— Data records —
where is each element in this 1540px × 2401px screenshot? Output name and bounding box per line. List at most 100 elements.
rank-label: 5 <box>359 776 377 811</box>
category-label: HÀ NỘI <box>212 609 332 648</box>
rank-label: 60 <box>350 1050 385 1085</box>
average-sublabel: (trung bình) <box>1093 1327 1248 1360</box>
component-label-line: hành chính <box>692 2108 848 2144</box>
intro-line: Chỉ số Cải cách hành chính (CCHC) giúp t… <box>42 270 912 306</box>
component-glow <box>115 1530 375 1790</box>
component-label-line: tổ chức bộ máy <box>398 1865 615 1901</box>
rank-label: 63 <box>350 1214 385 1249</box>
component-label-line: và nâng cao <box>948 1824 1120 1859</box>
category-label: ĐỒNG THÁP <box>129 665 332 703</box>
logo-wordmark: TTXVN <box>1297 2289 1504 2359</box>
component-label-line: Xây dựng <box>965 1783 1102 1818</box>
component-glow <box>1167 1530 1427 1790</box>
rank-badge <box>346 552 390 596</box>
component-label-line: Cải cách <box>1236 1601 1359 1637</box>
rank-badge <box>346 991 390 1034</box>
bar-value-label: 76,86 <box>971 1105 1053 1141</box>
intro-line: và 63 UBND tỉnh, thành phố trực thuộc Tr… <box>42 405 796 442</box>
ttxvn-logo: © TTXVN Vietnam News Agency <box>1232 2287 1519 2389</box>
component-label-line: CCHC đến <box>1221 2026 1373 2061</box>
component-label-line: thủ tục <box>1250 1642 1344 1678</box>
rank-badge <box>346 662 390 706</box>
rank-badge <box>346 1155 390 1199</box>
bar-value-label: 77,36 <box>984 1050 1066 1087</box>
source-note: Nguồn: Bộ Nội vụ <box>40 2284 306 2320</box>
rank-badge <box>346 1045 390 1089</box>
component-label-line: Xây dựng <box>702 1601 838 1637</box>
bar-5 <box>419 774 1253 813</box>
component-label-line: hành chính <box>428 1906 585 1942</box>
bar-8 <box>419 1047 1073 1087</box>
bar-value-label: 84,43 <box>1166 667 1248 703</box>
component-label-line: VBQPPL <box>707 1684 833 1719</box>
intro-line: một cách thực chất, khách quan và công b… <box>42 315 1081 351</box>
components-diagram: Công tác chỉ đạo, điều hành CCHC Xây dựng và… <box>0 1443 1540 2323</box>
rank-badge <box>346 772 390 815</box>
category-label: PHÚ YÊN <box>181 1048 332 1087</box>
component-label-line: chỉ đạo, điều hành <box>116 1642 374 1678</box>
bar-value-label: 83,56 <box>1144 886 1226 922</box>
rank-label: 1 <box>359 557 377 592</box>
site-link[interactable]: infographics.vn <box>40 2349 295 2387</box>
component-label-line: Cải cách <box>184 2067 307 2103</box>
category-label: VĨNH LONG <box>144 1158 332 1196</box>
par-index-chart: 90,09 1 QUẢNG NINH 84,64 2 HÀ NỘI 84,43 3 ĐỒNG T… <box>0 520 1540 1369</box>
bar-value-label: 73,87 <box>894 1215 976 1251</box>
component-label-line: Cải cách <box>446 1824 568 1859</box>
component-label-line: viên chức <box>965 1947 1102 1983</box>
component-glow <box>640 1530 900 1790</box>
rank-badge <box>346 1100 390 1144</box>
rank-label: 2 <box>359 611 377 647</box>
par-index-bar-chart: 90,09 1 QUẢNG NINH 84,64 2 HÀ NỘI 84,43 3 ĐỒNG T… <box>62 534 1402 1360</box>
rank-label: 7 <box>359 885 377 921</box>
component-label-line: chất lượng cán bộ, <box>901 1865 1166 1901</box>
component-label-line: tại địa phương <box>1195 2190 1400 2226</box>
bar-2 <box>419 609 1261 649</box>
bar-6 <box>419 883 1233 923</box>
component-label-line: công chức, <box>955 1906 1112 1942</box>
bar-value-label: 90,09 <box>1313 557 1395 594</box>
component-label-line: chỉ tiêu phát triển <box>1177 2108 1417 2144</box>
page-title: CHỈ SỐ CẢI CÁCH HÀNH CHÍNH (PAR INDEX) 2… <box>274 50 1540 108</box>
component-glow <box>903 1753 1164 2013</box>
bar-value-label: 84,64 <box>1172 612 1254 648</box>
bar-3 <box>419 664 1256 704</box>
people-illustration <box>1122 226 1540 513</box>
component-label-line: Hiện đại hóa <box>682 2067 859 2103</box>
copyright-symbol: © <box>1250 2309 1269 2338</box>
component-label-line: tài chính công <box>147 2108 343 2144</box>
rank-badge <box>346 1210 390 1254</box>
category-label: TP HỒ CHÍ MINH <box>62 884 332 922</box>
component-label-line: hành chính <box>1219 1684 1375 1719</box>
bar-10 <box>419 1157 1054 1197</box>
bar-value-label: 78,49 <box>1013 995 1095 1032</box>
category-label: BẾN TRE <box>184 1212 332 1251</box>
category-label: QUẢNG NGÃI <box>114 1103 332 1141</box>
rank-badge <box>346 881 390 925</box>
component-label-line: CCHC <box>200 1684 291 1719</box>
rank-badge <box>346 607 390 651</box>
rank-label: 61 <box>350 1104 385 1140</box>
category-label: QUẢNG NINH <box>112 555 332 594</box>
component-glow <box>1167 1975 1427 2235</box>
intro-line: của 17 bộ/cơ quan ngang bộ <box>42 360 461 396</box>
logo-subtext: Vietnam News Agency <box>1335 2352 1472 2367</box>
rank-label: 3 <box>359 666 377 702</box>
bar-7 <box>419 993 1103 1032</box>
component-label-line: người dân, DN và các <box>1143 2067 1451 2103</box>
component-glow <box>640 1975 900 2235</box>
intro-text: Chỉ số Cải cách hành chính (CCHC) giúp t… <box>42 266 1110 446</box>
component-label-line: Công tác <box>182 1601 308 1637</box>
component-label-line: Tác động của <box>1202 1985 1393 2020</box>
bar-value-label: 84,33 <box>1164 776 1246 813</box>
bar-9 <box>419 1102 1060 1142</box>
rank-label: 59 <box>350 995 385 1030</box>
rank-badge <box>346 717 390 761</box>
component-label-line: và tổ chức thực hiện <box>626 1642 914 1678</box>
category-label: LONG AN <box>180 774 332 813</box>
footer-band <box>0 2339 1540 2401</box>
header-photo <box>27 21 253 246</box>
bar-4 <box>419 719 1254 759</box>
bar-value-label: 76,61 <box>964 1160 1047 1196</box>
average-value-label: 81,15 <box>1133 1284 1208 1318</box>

— Work to do —
Copy out the rows above, swapping "rank-badge" for "rank-marker" everywhere and changing nothing else.

— Result of this exercise —
where is each element in this 1540px × 2401px screenshot? Output name and bounding box per line. List at most 100 elements.
rank-label: 5 <box>359 776 377 811</box>
category-label: HÀ NỘI <box>212 609 332 648</box>
rank-label: 60 <box>350 1050 385 1085</box>
average-sublabel: (trung bình) <box>1093 1327 1248 1360</box>
component-label-line: hành chính <box>692 2108 848 2144</box>
intro-line: Chỉ số Cải cách hành chính (CCHC) giúp t… <box>42 270 912 306</box>
component-glow <box>115 1530 375 1790</box>
component-label-line: tổ chức bộ máy <box>398 1865 615 1901</box>
rank-label: 63 <box>350 1214 385 1249</box>
component-label-line: và nâng cao <box>948 1824 1120 1859</box>
category-label: ĐỒNG THÁP <box>129 665 332 703</box>
logo-wordmark: TTXVN <box>1297 2289 1504 2359</box>
component-label-line: Xây dựng <box>965 1783 1102 1818</box>
component-glow <box>1167 1530 1427 1790</box>
rank-marker <box>346 552 390 596</box>
component-label-line: Cải cách <box>1236 1601 1359 1637</box>
rank-marker <box>346 991 390 1034</box>
bar-value-label: 76,86 <box>971 1105 1053 1141</box>
intro-line: và 63 UBND tỉnh, thành phố trực thuộc Tr… <box>42 405 796 442</box>
ttxvn-logo: © TTXVN Vietnam News Agency <box>1232 2287 1519 2389</box>
component-label-line: CCHC đến <box>1221 2026 1373 2061</box>
component-label-line: thủ tục <box>1250 1642 1344 1678</box>
rank-marker <box>346 662 390 706</box>
rank-marker <box>346 1155 390 1199</box>
bar-value-label: 77,36 <box>984 1050 1066 1087</box>
source-note: Nguồn: Bộ Nội vụ <box>40 2284 306 2320</box>
rank-marker <box>346 1045 390 1089</box>
component-label-line: Xây dựng <box>702 1601 838 1637</box>
bar-5 <box>419 774 1253 813</box>
component-label-line: hành chính <box>428 1906 585 1942</box>
bar-8 <box>419 1047 1073 1087</box>
bar-value-label: 84,43 <box>1166 667 1248 703</box>
component-label-line: VBQPPL <box>707 1684 833 1719</box>
intro-line: một cách thực chất, khách quan và công b… <box>42 315 1081 351</box>
components-diagram: Công tác chỉ đạo, điều hành CCHC Xây dựng và… <box>0 1443 1540 2323</box>
rank-marker <box>346 772 390 815</box>
category-label: PHÚ YÊN <box>181 1048 332 1087</box>
component-label-line: chỉ đạo, điều hành <box>116 1642 374 1678</box>
bar-value-label: 83,56 <box>1144 886 1226 922</box>
rank-label: 1 <box>359 557 377 592</box>
site-link[interactable]: infographics.vn <box>40 2349 295 2387</box>
component-label-line: Cải cách <box>184 2067 307 2103</box>
category-label: VĨNH LONG <box>144 1158 332 1196</box>
par-index-chart: 90,09 1 QUẢNG NINH 84,64 2 HÀ NỘI 84,43 3 ĐỒNG T… <box>0 520 1540 1369</box>
bar-value-label: 73,87 <box>894 1215 976 1251</box>
component-label-line: Cải cách <box>446 1824 568 1859</box>
component-label-line: viên chức <box>965 1947 1102 1983</box>
component-glow <box>640 1530 900 1790</box>
rank-marker <box>346 1100 390 1144</box>
rank-label: 2 <box>359 611 377 647</box>
par-index-bar-chart: 90,09 1 QUẢNG NINH 84,64 2 HÀ NỘI 84,43 3 ĐỒNG T… <box>62 534 1402 1360</box>
rank-label: 7 <box>359 885 377 921</box>
component-label-line: chất lượng cán bộ, <box>901 1865 1166 1901</box>
component-label-line: tại địa phương <box>1195 2190 1400 2226</box>
bar-2 <box>419 609 1261 649</box>
bar-6 <box>419 883 1233 923</box>
component-label-line: công chức, <box>955 1906 1112 1942</box>
bar-value-label: 90,09 <box>1313 557 1395 594</box>
component-label-line: chỉ tiêu phát triển <box>1177 2108 1417 2144</box>
page-title: CHỈ SỐ CẢI CÁCH HÀNH CHÍNH (PAR INDEX) 2… <box>274 50 1540 108</box>
component-glow <box>903 1753 1164 2013</box>
bar-value-label: 84,64 <box>1172 612 1254 648</box>
bar-3 <box>419 664 1256 704</box>
people-illustration <box>1122 226 1540 513</box>
component-label-line: Hiện đại hóa <box>682 2067 859 2103</box>
copyright-symbol: © <box>1250 2309 1269 2338</box>
component-label-line: tài chính công <box>147 2108 343 2144</box>
rank-marker <box>346 1210 390 1254</box>
category-label: TP HỒ CHÍ MINH <box>62 884 332 922</box>
component-label-line: hành chính <box>1219 1684 1375 1719</box>
bar-10 <box>419 1157 1054 1197</box>
bar-value-label: 78,49 <box>1013 995 1095 1032</box>
category-label: BẾN TRE <box>184 1212 332 1251</box>
category-label: QUẢNG NGÃI <box>114 1103 332 1141</box>
rank-marker <box>346 881 390 925</box>
component-label-line: CCHC <box>200 1684 291 1719</box>
rank-marker <box>346 607 390 651</box>
rank-label: 61 <box>350 1104 385 1140</box>
category-label: QUẢNG NINH <box>112 555 332 594</box>
component-glow <box>1167 1975 1427 2235</box>
intro-line: của 17 bộ/cơ quan ngang bộ <box>42 360 461 396</box>
logo-subtext: Vietnam News Agency <box>1335 2352 1472 2367</box>
rank-label: 3 <box>359 666 377 702</box>
bar-7 <box>419 993 1103 1032</box>
component-label-line: người dân, DN và các <box>1143 2067 1451 2103</box>
component-glow <box>640 1975 900 2235</box>
intro-text: Chỉ số Cải cách hành chính (CCHC) giúp t… <box>42 266 1110 446</box>
component-label-line: Công tác <box>182 1601 308 1637</box>
component-label-line: Tác động của <box>1202 1985 1393 2020</box>
bar-value-label: 84,33 <box>1164 776 1246 813</box>
bar-9 <box>419 1102 1060 1142</box>
rank-label: 59 <box>350 995 385 1030</box>
rank-marker <box>346 717 390 761</box>
component-label-line: và tổ chức thực hiện <box>626 1642 914 1678</box>
category-label: LONG AN <box>180 774 332 813</box>
footer-band <box>0 2339 1540 2401</box>
header-photo <box>27 21 253 246</box>
bar-4 <box>419 719 1254 759</box>
bar-value-label: 76,61 <box>964 1160 1047 1196</box>
average-value-label: 81,15 <box>1133 1284 1208 1318</box>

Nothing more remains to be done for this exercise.